_Task to complete_
Search the material below for the string "fill" and extract each line that has it.

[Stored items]
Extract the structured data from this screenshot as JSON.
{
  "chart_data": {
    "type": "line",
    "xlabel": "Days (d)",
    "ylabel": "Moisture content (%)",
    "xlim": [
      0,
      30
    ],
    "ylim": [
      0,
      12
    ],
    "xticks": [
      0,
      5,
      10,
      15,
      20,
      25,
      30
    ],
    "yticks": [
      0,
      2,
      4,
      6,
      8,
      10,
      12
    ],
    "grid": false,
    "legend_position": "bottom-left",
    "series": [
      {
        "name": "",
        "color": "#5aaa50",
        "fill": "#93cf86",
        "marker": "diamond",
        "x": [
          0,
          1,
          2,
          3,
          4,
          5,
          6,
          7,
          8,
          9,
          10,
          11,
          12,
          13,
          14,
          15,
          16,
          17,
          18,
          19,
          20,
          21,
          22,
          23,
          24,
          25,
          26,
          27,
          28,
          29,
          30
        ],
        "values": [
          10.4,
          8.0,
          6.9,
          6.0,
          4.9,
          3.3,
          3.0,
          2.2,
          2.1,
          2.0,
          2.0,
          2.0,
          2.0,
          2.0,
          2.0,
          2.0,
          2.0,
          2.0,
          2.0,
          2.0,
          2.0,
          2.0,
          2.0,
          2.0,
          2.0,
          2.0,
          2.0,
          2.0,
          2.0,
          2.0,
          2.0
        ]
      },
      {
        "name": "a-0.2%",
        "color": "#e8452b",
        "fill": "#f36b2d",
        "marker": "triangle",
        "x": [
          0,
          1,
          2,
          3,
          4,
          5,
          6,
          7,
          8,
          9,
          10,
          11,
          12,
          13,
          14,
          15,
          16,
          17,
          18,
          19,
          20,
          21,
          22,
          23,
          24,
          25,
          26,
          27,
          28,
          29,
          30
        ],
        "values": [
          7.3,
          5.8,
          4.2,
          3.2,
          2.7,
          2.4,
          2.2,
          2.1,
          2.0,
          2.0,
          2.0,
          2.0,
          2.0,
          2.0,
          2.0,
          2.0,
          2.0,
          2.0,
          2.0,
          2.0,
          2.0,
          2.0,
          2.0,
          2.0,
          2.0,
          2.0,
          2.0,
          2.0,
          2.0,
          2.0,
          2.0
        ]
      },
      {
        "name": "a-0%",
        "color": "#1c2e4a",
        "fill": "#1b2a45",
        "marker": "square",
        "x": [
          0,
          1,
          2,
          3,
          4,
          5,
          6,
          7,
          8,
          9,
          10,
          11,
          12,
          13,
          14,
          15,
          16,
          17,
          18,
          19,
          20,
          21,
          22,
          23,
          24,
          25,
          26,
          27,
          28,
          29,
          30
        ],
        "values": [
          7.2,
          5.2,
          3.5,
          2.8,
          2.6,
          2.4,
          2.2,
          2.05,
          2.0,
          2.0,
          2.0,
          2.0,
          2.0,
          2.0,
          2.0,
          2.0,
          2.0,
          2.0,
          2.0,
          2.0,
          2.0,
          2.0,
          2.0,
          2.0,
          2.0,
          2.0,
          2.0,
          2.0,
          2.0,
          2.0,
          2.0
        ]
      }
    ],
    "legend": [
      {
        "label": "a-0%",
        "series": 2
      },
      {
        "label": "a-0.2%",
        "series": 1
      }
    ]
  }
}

_Reply to the exercise_
        "fill": "#93cf86",
        "fill": "#f36b2d",
        "fill": "#1b2a45",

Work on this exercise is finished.